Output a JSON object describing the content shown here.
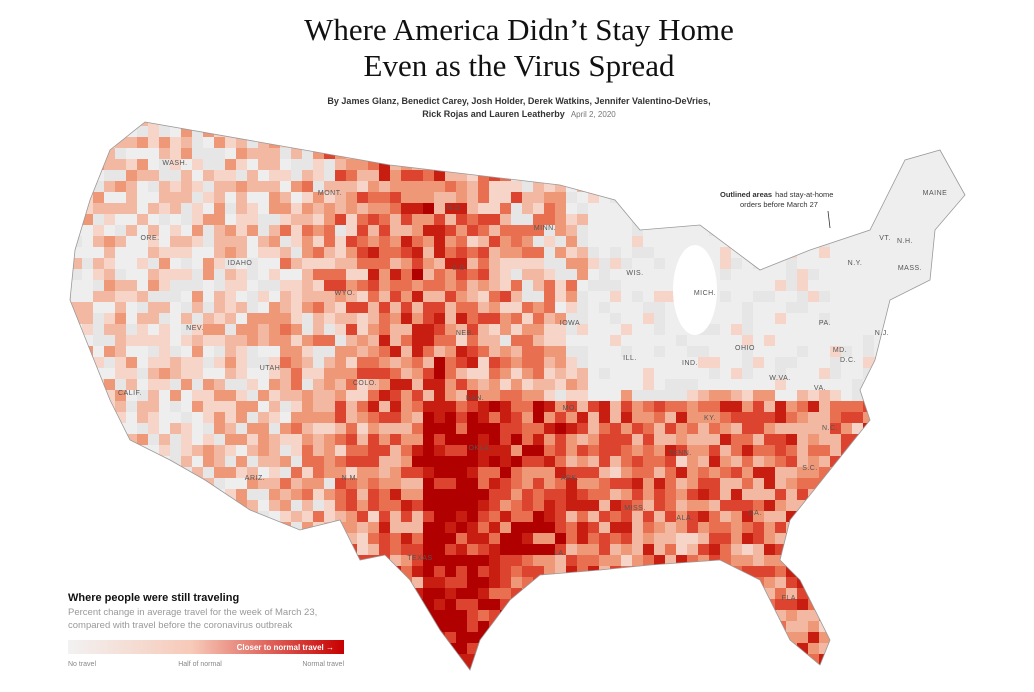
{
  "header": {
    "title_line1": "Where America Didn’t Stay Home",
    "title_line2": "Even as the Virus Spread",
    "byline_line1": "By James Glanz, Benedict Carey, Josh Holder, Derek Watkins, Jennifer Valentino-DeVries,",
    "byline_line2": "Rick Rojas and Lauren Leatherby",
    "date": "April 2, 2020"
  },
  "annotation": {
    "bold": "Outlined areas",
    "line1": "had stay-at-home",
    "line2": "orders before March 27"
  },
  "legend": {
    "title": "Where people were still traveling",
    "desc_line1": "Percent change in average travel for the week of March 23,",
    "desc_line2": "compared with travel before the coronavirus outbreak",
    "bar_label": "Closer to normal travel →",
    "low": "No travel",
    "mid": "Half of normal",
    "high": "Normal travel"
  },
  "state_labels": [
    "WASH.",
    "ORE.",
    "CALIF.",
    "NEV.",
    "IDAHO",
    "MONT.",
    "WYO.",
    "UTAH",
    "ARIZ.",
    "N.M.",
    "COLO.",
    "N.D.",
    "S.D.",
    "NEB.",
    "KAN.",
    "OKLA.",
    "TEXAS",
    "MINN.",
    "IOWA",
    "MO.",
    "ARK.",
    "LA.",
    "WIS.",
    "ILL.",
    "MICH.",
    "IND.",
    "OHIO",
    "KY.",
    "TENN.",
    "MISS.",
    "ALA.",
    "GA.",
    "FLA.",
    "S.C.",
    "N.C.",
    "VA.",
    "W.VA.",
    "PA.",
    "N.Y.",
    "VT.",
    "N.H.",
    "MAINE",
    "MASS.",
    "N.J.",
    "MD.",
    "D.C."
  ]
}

※ ※ ※

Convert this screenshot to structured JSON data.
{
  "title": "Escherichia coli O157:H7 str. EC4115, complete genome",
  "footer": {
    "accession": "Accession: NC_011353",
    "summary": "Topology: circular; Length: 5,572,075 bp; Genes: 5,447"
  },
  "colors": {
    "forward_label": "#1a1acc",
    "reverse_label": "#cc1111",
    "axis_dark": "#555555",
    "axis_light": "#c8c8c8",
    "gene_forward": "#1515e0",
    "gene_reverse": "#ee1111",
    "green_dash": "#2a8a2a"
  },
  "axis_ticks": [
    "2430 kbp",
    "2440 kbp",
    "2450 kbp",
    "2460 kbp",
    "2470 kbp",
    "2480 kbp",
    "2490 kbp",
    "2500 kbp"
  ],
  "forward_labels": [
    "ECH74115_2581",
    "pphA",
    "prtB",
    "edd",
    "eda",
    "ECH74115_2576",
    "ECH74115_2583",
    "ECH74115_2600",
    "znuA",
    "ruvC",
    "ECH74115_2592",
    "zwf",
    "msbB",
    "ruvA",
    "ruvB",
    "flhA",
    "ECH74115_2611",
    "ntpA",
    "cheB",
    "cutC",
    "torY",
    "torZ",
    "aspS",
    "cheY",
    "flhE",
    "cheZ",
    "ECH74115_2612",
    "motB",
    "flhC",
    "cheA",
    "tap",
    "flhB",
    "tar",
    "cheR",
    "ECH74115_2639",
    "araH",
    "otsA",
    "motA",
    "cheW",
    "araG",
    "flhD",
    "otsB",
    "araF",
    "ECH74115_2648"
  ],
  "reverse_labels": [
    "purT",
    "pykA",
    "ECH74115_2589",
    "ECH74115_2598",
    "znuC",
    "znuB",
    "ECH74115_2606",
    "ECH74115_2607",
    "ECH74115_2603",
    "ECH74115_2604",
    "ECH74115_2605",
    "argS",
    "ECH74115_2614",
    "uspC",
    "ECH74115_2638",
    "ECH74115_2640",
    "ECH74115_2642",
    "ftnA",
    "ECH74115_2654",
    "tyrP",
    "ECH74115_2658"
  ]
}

※ ※ ※

PROBLEM TO WORK ON: Scan the entries for lines holding the string "JSON", then copy every one of them.

SOLVED PROBLEM:
Output a JSON object describing the content shown here.
Convert this screenshot to structured JSON data.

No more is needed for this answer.